Show every line that has the string "этой" in it.
** start Materials provided **
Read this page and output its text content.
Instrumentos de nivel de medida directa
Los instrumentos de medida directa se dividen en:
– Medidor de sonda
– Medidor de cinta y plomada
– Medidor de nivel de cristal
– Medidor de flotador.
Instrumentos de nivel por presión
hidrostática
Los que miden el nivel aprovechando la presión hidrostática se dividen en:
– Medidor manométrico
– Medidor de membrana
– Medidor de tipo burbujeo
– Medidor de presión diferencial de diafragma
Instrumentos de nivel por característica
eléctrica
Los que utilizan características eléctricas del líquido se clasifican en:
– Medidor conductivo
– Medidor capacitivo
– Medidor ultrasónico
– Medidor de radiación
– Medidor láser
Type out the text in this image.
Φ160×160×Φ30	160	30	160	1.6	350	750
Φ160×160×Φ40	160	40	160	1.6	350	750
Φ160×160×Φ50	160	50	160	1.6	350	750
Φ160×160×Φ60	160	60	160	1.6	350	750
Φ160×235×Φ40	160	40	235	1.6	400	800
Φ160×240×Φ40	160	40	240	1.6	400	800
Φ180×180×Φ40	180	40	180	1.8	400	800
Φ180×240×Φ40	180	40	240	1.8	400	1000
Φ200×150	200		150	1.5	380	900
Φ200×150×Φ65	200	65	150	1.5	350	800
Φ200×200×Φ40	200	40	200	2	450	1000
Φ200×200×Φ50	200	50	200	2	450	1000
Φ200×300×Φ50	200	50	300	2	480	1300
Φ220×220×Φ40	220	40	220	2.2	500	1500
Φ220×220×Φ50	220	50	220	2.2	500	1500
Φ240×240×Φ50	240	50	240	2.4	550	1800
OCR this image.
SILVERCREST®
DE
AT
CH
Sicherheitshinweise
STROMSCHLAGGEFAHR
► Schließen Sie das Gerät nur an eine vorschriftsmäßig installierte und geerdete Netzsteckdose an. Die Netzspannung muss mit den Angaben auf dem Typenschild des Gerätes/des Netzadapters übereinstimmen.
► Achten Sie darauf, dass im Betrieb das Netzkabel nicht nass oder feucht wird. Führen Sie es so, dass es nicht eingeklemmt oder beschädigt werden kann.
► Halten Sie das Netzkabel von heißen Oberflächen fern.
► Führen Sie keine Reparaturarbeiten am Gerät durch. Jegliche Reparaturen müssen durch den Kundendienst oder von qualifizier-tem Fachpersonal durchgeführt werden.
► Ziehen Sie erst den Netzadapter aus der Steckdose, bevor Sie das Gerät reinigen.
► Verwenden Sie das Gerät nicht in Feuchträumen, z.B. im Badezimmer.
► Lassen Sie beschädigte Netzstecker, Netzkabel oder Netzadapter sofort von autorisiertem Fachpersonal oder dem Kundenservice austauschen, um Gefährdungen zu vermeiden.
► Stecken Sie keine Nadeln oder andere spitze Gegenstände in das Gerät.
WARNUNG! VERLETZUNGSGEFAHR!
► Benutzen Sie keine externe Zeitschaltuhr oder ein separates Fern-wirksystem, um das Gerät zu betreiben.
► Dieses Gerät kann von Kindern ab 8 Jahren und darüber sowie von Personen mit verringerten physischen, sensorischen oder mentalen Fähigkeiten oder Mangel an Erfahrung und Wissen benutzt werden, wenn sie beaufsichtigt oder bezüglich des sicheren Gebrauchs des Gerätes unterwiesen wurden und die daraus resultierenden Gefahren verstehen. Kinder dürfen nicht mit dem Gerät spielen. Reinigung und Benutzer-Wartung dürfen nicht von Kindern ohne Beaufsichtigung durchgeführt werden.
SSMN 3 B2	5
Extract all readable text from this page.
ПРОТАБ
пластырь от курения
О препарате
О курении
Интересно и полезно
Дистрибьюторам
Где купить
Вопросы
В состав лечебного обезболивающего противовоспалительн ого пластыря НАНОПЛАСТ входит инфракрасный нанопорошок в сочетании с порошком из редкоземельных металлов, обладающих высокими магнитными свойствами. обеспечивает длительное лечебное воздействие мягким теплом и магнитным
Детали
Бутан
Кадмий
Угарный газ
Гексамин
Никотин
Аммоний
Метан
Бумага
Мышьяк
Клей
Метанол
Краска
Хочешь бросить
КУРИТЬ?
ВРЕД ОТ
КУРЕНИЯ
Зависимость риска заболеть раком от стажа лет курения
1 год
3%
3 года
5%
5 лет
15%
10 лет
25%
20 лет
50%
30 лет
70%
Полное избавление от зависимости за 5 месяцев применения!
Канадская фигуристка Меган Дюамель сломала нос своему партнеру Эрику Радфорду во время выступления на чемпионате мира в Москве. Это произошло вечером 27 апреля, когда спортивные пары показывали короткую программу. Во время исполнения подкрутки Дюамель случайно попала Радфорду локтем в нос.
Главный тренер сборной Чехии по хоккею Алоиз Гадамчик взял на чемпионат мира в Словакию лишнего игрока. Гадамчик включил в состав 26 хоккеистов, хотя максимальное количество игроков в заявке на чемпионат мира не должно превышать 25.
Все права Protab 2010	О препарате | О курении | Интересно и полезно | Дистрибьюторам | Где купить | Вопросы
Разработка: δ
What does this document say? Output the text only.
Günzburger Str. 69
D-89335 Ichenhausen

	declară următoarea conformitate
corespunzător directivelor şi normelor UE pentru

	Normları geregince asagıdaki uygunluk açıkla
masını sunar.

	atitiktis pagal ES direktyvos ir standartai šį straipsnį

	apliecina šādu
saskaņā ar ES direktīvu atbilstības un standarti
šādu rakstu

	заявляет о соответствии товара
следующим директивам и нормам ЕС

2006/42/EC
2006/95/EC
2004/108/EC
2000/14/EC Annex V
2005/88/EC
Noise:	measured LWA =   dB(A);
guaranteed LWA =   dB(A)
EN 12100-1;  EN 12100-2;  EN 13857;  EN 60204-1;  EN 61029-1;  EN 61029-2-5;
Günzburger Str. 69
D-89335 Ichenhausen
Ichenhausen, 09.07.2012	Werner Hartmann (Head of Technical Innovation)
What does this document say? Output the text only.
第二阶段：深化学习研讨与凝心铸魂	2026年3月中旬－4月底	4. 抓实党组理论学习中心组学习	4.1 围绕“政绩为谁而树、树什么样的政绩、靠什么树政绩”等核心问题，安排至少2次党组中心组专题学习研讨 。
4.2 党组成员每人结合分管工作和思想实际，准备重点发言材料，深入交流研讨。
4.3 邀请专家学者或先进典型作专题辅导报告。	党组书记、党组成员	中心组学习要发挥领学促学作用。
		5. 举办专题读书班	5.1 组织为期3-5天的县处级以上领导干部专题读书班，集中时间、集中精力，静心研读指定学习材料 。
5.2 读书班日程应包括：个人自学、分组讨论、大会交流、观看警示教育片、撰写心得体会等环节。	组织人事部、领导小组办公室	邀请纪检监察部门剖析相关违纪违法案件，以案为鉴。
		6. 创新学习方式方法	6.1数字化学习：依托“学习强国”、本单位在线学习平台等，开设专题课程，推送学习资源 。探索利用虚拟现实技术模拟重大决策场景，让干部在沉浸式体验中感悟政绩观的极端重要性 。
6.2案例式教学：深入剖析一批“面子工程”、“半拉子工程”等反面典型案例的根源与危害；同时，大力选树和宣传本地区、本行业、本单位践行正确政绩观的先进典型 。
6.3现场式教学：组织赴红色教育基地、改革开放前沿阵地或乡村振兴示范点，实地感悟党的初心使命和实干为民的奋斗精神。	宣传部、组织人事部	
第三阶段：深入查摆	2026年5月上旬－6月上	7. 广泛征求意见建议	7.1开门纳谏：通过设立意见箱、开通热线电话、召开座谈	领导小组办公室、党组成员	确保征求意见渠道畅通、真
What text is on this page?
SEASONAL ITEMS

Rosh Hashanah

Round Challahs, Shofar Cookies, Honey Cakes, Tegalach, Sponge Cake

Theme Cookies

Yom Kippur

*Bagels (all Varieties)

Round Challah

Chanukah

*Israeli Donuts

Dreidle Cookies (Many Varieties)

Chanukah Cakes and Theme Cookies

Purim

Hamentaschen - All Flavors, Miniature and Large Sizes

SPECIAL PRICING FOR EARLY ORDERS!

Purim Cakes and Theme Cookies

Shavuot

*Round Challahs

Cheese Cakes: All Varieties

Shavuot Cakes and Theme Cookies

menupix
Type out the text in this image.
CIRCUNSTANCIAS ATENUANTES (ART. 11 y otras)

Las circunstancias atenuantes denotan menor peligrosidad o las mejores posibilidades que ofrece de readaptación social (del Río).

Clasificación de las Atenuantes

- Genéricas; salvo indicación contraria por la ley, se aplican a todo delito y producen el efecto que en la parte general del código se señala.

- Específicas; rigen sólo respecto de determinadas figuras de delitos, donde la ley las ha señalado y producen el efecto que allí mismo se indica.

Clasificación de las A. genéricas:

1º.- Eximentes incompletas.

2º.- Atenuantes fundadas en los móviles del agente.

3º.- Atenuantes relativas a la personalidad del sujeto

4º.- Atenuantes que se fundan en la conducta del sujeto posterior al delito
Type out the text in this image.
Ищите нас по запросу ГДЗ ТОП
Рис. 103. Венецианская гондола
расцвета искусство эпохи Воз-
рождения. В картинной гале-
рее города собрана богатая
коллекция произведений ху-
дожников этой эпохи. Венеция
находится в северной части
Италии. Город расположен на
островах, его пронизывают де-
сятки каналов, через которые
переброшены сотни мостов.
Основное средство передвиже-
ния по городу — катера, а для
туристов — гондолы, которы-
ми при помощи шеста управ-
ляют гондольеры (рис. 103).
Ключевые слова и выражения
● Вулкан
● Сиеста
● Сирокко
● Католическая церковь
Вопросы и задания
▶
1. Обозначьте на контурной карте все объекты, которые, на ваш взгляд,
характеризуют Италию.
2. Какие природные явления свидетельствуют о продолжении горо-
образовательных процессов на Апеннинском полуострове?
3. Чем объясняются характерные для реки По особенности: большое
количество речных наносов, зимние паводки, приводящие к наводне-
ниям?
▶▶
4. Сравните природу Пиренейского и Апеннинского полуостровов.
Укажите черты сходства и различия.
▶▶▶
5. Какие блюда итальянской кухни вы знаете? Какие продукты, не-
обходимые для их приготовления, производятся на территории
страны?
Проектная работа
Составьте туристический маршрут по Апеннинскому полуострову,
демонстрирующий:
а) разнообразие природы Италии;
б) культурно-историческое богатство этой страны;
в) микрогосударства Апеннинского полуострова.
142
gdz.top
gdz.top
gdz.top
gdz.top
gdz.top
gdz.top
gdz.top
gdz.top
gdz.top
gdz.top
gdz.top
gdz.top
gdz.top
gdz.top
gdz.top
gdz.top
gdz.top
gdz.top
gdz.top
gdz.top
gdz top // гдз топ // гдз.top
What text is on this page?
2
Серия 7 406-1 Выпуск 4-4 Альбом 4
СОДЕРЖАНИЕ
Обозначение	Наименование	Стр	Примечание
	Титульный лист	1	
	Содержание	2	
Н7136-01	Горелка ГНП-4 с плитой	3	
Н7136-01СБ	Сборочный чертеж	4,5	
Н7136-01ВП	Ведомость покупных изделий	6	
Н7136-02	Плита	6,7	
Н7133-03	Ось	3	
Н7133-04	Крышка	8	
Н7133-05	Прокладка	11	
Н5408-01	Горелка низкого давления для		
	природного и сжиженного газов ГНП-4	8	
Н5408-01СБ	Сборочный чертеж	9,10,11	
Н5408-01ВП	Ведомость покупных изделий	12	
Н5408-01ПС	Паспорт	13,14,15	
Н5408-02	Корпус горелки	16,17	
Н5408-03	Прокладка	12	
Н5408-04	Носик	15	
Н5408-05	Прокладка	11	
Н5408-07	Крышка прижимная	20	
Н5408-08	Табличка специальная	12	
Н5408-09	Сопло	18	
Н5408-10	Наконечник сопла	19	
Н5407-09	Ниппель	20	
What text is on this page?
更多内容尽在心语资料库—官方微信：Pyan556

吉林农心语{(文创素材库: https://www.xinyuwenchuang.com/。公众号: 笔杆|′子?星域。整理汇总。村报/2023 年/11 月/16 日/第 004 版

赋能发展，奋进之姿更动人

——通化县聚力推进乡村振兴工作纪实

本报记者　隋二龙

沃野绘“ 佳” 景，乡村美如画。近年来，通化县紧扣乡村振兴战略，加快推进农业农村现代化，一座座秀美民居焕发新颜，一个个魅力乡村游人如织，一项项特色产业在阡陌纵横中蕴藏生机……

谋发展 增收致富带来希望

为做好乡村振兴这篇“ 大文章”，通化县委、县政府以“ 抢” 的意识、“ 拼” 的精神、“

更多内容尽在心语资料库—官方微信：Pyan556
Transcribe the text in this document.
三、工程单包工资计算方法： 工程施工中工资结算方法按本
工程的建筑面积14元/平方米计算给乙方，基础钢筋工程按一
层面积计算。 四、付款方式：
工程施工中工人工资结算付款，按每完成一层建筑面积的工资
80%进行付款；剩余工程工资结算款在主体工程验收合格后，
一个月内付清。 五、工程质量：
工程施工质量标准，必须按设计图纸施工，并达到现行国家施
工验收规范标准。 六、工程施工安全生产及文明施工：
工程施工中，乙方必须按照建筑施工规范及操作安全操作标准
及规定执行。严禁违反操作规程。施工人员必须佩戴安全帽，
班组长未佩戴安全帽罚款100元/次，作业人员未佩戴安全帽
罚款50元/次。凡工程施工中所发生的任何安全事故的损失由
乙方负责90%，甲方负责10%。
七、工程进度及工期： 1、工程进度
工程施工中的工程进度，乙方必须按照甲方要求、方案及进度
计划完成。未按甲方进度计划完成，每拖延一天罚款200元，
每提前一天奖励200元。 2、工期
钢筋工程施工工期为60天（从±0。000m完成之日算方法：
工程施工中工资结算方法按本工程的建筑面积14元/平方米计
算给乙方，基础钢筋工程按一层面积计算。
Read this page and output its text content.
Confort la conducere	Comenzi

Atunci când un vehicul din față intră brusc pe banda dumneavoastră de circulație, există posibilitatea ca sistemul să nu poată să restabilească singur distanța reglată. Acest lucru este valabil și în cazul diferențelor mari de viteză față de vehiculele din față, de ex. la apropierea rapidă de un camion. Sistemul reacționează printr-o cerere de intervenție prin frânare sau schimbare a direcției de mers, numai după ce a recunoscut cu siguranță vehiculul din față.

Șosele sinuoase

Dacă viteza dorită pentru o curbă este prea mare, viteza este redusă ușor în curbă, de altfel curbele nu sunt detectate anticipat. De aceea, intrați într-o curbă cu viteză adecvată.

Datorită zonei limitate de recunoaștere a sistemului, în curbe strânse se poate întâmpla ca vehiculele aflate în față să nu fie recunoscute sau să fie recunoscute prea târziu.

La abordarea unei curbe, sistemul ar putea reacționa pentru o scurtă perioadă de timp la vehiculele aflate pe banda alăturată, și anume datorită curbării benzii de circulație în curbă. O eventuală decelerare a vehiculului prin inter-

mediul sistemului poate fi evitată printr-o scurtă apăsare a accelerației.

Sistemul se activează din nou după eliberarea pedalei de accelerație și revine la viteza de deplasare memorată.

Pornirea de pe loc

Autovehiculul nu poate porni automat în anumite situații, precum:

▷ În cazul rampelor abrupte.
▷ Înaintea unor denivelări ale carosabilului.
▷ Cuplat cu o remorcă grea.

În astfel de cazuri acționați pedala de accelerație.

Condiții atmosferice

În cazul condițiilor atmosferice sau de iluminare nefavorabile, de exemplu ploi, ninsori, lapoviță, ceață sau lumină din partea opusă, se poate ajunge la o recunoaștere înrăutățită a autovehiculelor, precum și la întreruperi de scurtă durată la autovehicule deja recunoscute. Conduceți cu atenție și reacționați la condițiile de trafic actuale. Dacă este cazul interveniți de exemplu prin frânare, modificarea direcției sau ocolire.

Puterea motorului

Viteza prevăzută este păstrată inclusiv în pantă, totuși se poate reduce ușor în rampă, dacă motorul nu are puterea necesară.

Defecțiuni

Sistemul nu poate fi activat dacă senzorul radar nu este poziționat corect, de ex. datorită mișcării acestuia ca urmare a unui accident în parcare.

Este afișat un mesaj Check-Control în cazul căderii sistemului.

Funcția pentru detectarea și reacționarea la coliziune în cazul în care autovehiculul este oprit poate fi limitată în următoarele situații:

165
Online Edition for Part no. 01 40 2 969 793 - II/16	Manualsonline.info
** end Materials provided **
Task output:
дожников этой эпохи. Венеция
б) культурно-историческое богатство этой страны;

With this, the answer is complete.